/---

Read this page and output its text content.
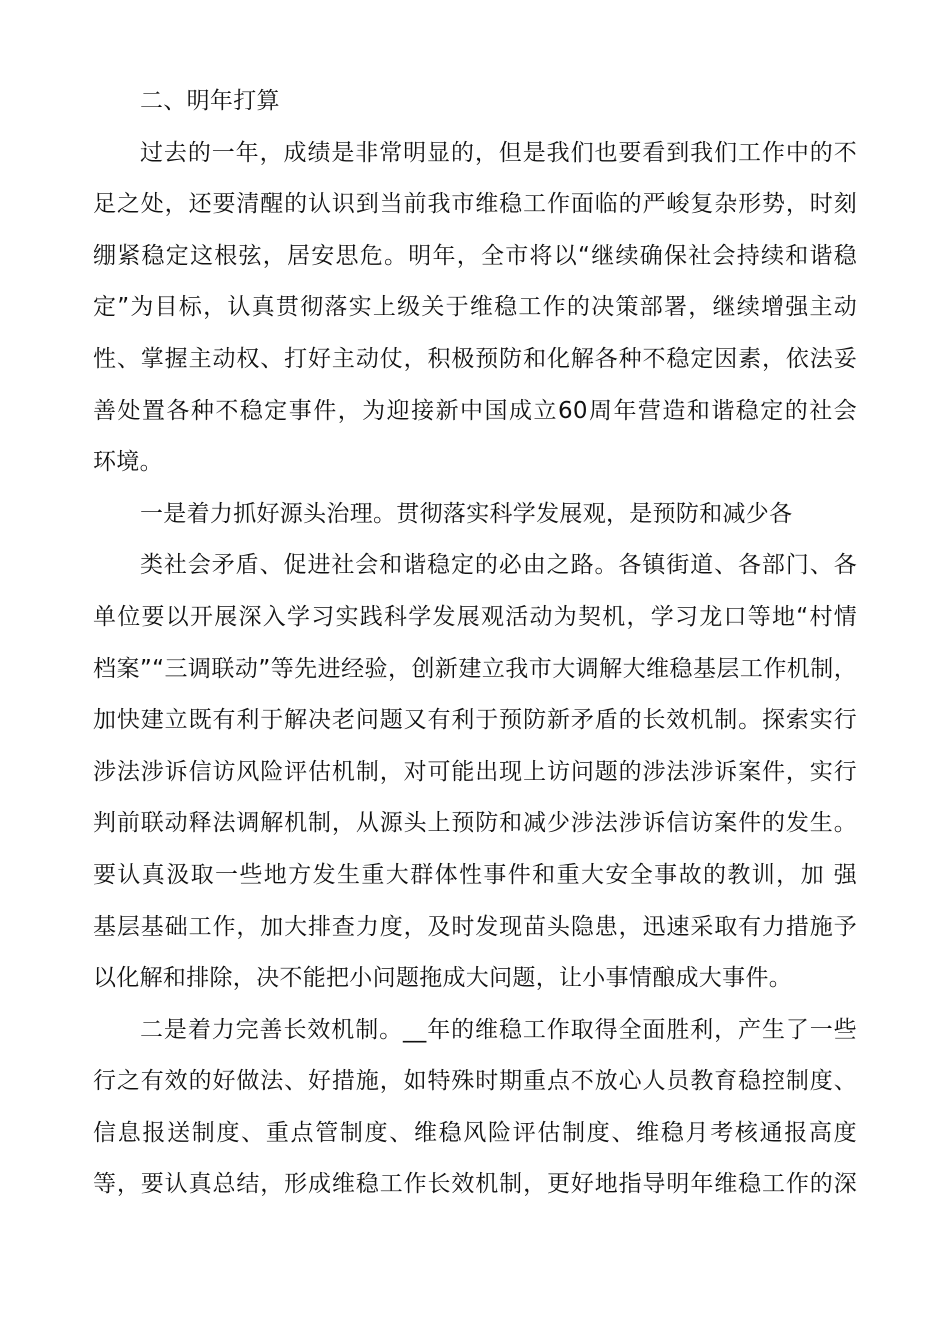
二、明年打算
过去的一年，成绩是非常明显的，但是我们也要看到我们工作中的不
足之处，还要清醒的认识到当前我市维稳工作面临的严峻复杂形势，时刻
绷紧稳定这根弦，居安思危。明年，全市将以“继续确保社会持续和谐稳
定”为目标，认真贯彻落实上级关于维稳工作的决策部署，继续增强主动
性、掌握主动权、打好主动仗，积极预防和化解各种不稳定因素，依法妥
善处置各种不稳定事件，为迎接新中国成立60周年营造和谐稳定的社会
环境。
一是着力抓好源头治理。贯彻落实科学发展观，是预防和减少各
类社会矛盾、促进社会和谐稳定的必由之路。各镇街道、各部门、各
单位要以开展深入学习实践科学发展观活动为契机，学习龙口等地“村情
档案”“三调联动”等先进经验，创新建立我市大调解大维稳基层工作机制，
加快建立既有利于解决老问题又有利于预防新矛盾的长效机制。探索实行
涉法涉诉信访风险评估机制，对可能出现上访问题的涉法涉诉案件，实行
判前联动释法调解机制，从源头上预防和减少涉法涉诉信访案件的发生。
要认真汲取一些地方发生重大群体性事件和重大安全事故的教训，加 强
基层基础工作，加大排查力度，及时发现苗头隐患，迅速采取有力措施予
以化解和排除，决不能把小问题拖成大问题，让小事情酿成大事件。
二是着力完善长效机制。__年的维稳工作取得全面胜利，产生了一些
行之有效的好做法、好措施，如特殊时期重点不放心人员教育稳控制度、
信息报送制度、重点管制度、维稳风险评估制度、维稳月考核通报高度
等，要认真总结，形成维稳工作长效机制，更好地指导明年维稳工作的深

\---

**DIRECTIONS:**
Make an exact copy of all entries above, dropping the images.

**COMPLETED EXERCISE:**
Read this page and output its text content.
二、明年打算
过去的一年，成绩是非常明显的，但是我们也要看到我们工作中的不
足之处，还要清醒的认识到当前我市维稳工作面临的严峻复杂形势，时刻
绷紧稳定这根弦，居安思危。明年，全市将以“继续确保社会持续和谐稳
定”为目标，认真贯彻落实上级关于维稳工作的决策部署，继续增强主动
性、掌握主动权、打好主动仗，积极预防和化解各种不稳定因素，依法妥
善处置各种不稳定事件，为迎接新中国成立60周年营造和谐稳定的社会
环境。
一是着力抓好源头治理。贯彻落实科学发展观，是预防和减少各
类社会矛盾、促进社会和谐稳定的必由之路。各镇街道、各部门、各
单位要以开展深入学习实践科学发展观活动为契机，学习龙口等地“村情
档案”“三调联动”等先进经验，创新建立我市大调解大维稳基层工作机制，
加快建立既有利于解决老问题又有利于预防新矛盾的长效机制。探索实行
涉法涉诉信访风险评估机制，对可能出现上访问题的涉法涉诉案件，实行
判前联动释法调解机制，从源头上预防和减少涉法涉诉信访案件的发生。
要认真汲取一些地方发生重大群体性事件和重大安全事故的教训，加 强
基层基础工作，加大排查力度，及时发现苗头隐患，迅速采取有力措施予
以化解和排除，决不能把小问题拖成大问题，让小事情酿成大事件。
二是着力完善长效机制。__年的维稳工作取得全面胜利，产生了一些
行之有效的好做法、好措施，如特殊时期重点不放心人员教育稳控制度、
信息报送制度、重点管制度、维稳风险评估制度、维稳月考核通报高度
等，要认真总结，形成维稳工作长效机制，更好地指导明年维稳工作的深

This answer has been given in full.